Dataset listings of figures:
──────────

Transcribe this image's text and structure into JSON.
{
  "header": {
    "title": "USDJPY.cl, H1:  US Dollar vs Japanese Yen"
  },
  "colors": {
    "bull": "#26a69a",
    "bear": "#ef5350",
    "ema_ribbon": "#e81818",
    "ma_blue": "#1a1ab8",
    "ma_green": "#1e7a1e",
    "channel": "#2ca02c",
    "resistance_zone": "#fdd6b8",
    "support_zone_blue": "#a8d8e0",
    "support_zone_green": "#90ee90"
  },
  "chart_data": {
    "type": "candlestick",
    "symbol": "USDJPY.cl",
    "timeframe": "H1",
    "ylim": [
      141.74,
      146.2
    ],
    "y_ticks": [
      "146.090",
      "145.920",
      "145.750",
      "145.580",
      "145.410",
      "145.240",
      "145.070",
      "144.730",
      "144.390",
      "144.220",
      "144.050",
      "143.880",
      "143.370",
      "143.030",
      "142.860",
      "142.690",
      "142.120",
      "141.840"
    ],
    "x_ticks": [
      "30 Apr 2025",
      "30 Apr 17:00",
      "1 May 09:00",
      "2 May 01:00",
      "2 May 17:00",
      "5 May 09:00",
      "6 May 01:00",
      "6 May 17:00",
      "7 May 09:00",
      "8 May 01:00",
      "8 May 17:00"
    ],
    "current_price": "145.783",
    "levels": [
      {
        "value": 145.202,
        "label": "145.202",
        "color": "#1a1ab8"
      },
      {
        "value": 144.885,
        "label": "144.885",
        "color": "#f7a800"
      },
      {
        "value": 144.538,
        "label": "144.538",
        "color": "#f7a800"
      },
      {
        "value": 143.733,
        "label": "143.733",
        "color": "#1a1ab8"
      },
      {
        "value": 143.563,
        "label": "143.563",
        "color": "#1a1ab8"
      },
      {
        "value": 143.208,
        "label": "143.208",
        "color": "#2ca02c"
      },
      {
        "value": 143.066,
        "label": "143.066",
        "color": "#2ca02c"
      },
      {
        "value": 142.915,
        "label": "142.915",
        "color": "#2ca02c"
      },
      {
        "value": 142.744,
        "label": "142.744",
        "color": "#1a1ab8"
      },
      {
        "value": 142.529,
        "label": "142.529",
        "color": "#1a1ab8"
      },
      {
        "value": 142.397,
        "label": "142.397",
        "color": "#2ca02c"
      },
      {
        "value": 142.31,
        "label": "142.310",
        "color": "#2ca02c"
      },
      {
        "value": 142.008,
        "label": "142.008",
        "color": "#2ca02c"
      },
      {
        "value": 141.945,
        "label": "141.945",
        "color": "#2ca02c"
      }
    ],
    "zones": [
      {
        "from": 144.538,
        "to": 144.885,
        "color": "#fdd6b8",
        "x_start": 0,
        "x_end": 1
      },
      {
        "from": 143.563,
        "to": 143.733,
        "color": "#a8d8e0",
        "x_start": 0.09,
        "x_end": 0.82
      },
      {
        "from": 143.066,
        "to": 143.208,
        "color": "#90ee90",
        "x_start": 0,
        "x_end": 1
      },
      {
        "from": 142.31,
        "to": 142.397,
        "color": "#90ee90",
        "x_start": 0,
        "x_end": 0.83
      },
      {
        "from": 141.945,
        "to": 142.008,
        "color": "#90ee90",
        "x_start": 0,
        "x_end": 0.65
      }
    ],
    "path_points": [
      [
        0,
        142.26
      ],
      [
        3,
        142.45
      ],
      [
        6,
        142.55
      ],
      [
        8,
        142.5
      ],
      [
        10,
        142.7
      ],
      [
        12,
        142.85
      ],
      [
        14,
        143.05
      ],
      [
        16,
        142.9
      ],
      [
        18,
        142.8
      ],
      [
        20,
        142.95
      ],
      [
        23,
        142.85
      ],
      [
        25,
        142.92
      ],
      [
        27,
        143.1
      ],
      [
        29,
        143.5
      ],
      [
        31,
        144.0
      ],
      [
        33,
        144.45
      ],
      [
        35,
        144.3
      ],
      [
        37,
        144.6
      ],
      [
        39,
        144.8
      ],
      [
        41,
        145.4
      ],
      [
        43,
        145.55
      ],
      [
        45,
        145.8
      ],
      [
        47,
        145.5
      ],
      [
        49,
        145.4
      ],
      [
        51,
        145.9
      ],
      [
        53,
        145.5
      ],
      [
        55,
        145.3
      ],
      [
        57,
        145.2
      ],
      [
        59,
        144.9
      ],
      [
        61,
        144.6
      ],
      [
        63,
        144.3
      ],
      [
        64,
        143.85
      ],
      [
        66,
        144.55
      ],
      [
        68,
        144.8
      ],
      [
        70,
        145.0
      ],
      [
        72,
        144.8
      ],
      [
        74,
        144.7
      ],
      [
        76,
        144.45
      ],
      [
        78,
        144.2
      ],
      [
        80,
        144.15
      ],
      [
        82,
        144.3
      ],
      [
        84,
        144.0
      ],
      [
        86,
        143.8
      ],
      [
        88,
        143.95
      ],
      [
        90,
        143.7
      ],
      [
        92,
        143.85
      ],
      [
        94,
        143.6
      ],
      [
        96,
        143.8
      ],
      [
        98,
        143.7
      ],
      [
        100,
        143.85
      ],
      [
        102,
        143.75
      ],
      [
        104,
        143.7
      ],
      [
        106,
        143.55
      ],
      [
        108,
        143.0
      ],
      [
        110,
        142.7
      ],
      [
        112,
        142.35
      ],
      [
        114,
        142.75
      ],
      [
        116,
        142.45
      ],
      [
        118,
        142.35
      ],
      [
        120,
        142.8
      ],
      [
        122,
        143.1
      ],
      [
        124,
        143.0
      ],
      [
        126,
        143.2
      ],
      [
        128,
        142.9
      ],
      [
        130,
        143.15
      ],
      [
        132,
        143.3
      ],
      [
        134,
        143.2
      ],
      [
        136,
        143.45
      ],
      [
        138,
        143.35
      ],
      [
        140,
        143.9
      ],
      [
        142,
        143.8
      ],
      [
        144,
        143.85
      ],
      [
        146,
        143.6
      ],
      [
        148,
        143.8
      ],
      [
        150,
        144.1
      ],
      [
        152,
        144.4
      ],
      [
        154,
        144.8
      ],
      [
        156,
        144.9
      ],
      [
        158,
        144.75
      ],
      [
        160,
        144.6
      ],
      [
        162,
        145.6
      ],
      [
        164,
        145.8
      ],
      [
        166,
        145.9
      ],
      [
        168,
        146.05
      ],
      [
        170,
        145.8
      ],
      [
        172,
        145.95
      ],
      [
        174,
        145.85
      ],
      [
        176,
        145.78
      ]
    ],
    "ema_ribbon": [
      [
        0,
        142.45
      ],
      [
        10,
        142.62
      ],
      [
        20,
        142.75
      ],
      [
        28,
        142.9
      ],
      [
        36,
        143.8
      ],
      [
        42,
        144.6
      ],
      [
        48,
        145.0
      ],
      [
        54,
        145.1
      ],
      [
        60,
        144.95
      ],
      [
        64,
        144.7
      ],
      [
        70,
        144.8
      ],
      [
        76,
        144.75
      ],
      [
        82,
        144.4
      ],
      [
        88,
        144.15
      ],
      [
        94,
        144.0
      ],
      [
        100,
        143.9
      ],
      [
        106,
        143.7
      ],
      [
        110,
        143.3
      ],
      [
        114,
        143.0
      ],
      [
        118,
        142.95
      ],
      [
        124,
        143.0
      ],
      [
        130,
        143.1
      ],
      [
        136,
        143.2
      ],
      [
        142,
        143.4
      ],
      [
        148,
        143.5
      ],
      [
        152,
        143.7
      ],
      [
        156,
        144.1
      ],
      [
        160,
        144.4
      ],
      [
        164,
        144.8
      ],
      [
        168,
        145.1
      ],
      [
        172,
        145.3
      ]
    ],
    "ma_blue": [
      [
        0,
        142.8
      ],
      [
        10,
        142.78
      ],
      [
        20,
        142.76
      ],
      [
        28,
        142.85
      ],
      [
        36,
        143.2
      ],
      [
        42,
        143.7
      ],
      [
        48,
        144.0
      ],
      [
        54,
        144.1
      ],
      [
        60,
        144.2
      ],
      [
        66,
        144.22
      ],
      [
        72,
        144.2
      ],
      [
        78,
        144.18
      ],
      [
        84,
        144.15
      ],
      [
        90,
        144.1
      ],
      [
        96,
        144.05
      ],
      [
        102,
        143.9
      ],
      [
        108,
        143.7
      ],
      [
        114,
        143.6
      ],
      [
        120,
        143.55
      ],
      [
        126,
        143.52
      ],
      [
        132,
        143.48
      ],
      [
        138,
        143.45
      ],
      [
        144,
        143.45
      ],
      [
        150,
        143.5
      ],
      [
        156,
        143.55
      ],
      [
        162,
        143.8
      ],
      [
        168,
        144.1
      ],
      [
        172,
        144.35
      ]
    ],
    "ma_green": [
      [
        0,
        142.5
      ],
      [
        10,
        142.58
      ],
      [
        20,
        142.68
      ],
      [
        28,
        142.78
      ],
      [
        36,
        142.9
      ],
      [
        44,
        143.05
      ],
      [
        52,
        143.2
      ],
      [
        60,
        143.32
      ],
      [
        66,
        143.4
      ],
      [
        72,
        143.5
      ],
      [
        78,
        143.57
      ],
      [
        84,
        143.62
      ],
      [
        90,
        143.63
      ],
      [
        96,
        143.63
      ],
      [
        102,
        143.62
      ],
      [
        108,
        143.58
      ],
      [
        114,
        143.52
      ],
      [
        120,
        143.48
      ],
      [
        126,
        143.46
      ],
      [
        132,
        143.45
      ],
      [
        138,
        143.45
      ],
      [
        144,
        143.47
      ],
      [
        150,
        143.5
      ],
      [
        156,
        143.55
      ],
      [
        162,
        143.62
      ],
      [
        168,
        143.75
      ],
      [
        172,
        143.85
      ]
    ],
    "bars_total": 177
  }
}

──────────

Check every line for "USDJPY" and show the ones that have it.

    "title": "USDJPY.cl, H1:  US Dollar vs Japanese Yen"
    "symbol": "USDJPY.cl",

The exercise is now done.